(Labeled region entries)
* Start *
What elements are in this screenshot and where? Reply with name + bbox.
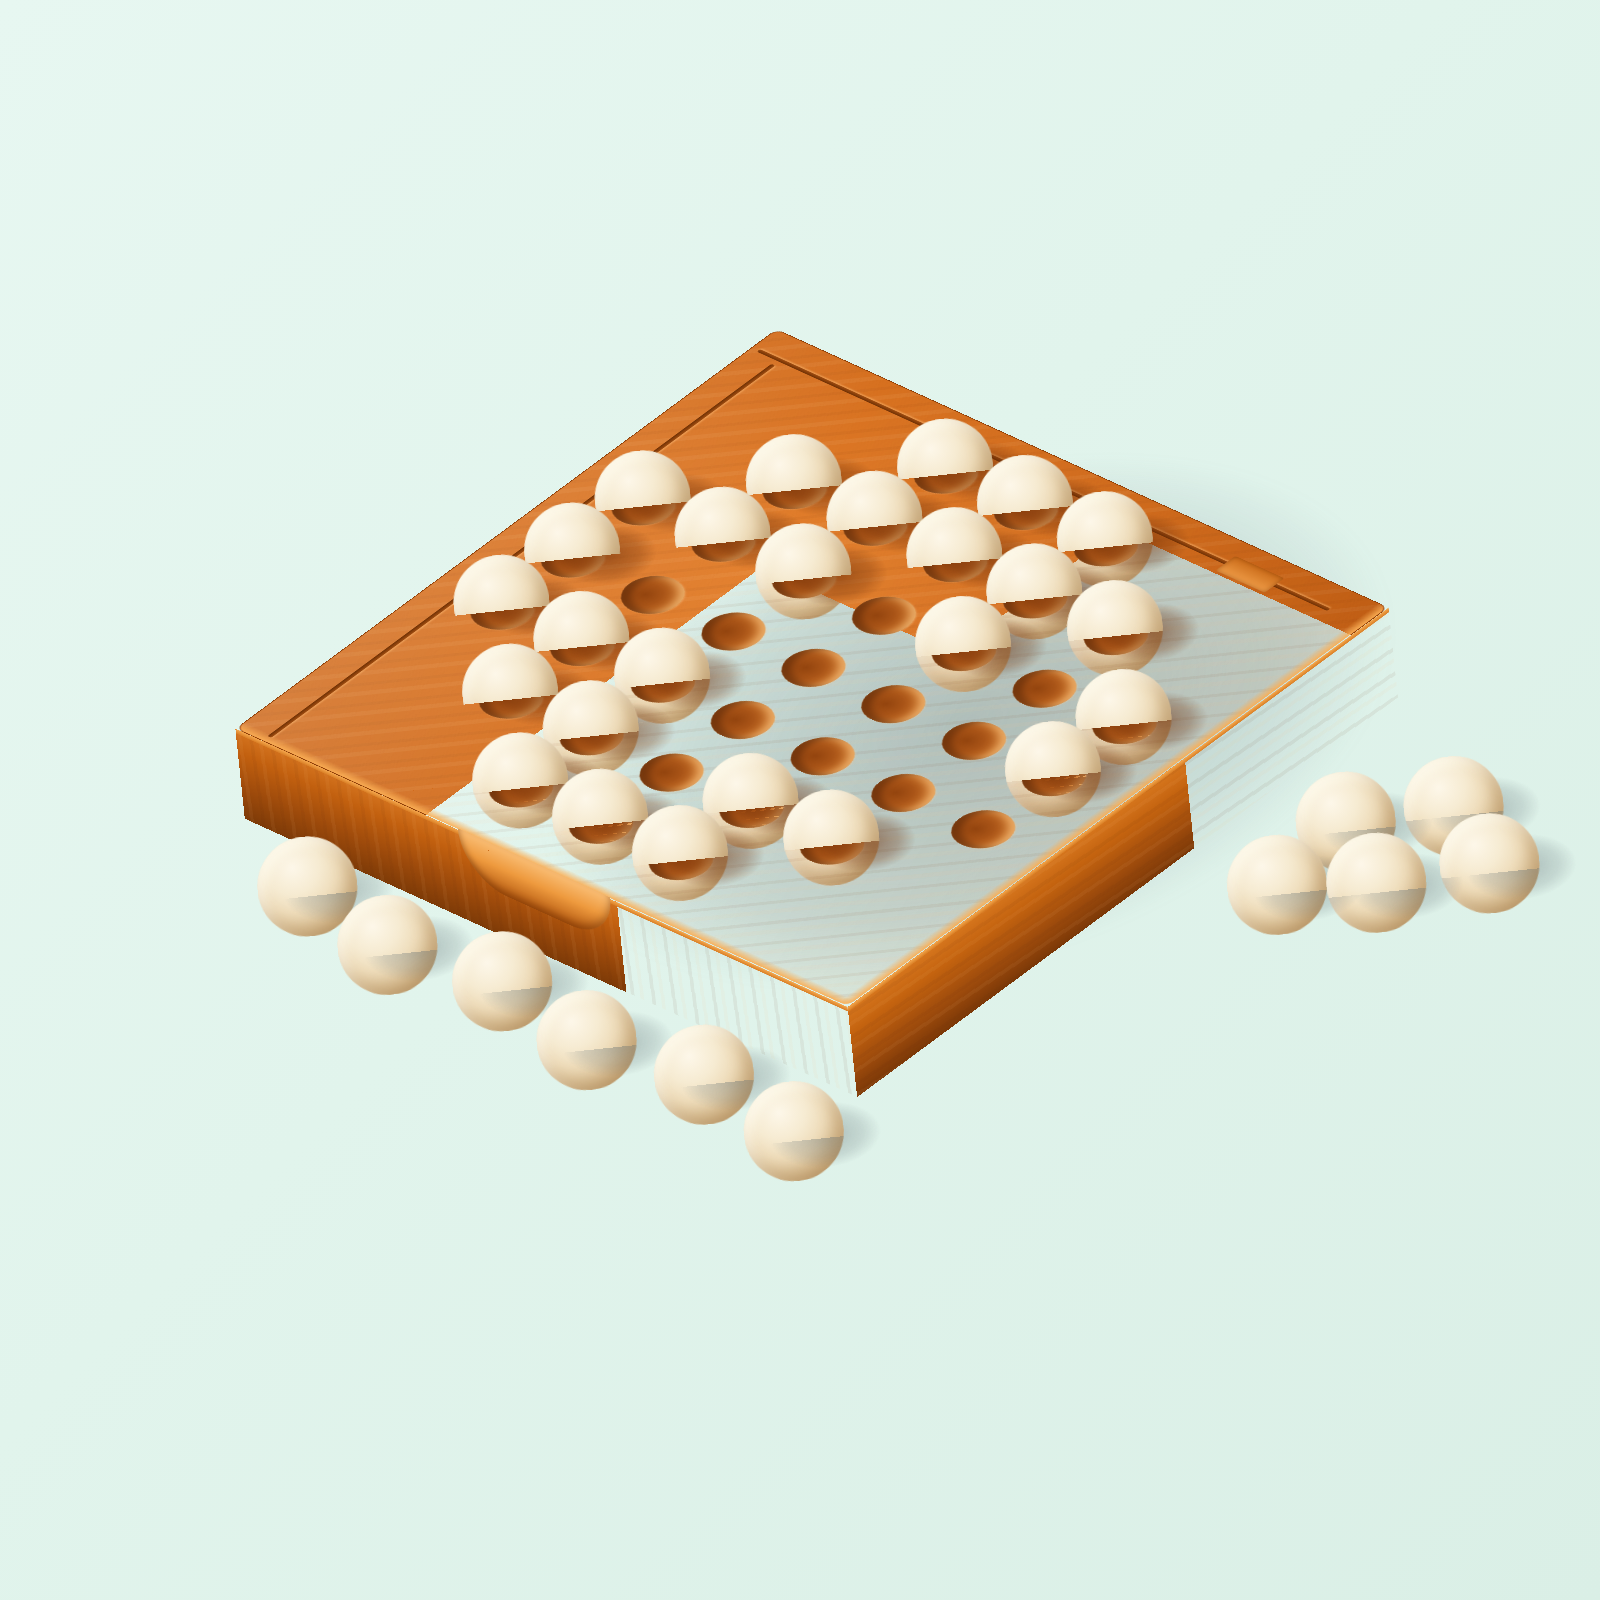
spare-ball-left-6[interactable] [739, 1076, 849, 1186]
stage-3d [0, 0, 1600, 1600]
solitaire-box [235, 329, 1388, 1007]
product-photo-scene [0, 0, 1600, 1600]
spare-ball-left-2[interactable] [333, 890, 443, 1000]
* End *
Copy every line of the material above word for word, leaving out the picture.

Task output
What elements are in this screenshot and where? Reply with name + bbox.
spare-ball-left-6[interactable] [739, 1076, 849, 1186]
stage-3d [0, 0, 1600, 1600]
solitaire-box [235, 329, 1388, 1007]
product-photo-scene [0, 0, 1600, 1600]
spare-ball-left-2[interactable] [333, 890, 443, 1000]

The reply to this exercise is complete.